Gather, from the data below, each line in which the word "estant" occurs.

··· Task inputs ···

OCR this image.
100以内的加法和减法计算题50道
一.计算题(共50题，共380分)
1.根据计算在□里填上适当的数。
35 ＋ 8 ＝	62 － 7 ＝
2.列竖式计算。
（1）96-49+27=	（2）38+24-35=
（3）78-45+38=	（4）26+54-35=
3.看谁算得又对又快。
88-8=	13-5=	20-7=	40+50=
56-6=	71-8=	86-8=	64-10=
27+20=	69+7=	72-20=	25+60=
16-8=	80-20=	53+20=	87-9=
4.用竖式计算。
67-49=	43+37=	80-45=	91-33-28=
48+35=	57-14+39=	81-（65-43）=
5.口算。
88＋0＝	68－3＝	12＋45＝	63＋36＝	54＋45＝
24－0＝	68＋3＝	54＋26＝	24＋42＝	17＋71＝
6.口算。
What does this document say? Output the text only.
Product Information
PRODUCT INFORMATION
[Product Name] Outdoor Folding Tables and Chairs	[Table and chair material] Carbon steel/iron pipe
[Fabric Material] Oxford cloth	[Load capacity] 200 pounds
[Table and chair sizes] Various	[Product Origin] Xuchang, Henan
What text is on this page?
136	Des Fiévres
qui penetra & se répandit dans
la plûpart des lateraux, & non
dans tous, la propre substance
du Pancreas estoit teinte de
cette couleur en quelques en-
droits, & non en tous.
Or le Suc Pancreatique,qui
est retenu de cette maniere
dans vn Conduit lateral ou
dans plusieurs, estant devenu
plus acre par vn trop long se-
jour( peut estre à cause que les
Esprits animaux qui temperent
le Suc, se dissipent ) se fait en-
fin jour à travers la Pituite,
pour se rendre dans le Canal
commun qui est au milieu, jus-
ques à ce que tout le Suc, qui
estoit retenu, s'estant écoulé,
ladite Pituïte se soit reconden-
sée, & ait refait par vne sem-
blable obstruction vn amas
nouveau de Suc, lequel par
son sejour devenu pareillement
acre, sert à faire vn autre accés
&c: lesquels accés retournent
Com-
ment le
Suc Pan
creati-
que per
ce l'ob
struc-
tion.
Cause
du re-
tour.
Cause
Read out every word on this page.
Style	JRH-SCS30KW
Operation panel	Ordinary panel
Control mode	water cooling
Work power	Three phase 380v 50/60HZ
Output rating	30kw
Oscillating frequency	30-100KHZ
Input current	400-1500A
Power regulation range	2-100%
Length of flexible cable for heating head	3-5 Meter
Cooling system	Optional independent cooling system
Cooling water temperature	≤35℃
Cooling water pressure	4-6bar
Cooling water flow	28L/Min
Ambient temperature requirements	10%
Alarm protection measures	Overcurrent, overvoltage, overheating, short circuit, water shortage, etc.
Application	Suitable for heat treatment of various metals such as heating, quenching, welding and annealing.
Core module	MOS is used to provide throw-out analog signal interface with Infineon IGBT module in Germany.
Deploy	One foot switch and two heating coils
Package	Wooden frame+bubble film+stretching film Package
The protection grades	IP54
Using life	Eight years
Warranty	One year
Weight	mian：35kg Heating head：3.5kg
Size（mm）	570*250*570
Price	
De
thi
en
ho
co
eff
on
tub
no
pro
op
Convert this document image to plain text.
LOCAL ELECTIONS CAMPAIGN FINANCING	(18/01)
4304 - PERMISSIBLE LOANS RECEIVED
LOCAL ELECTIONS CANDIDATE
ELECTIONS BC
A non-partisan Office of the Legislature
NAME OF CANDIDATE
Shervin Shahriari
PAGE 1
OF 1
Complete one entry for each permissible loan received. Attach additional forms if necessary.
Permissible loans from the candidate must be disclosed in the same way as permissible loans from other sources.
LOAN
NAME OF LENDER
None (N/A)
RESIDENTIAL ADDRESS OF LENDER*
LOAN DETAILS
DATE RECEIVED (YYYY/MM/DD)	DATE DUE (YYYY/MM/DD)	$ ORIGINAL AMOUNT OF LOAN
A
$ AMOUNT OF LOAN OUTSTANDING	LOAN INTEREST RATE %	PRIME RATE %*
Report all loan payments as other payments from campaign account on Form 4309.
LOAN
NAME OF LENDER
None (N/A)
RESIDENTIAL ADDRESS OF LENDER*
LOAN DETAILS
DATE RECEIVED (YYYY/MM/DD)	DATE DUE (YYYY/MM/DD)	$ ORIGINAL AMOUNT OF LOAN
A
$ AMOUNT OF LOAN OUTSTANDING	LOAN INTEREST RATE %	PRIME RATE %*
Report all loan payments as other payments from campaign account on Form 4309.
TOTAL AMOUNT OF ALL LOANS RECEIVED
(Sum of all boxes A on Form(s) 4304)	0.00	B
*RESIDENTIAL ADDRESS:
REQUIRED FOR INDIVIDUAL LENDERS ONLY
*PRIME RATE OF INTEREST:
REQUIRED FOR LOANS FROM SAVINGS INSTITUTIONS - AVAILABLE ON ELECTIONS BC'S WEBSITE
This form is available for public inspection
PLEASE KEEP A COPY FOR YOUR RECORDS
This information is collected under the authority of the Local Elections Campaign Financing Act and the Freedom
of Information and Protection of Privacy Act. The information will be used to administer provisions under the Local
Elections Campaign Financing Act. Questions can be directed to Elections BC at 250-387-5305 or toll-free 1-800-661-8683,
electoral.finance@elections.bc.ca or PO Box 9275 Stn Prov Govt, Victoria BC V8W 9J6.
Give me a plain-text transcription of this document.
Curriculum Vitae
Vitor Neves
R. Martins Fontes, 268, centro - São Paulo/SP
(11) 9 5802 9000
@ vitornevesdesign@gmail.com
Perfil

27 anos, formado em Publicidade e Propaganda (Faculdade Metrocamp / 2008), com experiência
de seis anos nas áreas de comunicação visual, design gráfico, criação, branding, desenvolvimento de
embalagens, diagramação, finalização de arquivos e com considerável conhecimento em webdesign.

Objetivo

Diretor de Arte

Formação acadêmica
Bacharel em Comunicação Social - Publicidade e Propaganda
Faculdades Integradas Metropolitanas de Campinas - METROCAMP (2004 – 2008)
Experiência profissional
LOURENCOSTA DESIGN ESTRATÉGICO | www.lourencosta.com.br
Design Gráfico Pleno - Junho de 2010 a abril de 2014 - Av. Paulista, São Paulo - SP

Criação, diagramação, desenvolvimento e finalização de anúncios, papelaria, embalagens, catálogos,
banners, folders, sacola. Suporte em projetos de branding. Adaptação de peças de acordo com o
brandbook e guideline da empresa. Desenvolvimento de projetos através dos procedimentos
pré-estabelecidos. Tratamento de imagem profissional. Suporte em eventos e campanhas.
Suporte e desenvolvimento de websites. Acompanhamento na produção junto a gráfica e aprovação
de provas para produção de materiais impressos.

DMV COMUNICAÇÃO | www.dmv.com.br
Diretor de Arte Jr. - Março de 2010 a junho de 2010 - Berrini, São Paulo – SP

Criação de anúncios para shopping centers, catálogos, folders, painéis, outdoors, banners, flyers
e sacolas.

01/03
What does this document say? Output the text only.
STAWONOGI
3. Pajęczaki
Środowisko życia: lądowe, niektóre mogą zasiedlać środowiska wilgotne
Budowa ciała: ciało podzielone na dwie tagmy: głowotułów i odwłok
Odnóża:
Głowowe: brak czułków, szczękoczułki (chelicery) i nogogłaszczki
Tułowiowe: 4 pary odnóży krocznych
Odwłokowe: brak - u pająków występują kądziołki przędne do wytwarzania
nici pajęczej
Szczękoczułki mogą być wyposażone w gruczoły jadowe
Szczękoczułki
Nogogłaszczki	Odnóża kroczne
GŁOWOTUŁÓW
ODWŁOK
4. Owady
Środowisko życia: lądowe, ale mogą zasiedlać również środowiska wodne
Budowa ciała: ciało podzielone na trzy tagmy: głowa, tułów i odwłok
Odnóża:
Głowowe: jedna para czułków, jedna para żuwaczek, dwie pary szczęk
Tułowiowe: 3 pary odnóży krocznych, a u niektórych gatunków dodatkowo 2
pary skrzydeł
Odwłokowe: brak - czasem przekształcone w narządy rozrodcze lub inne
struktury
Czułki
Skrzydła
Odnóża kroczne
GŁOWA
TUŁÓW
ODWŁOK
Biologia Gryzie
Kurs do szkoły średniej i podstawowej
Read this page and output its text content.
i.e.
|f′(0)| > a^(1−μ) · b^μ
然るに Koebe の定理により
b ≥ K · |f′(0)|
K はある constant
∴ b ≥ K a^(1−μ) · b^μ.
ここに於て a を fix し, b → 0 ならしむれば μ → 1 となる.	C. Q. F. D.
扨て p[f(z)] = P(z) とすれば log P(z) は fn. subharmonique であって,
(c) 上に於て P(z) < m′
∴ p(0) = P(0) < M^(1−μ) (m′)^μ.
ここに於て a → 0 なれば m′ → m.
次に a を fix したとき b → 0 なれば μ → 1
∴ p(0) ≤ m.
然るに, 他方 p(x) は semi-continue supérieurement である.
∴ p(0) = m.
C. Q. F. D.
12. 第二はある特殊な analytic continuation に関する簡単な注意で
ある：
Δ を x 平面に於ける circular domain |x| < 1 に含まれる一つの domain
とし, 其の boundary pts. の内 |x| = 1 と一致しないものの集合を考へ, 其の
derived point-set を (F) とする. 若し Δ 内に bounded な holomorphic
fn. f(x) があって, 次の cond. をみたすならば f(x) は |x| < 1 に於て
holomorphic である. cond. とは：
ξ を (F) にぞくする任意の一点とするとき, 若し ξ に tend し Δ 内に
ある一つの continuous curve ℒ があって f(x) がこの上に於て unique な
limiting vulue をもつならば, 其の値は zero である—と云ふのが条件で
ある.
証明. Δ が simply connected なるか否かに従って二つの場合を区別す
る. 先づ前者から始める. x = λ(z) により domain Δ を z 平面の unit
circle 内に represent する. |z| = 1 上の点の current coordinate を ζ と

···

_Solved exercise_:
dans plusieurs, estant devenu
estoit retenu, s'estant écoulé,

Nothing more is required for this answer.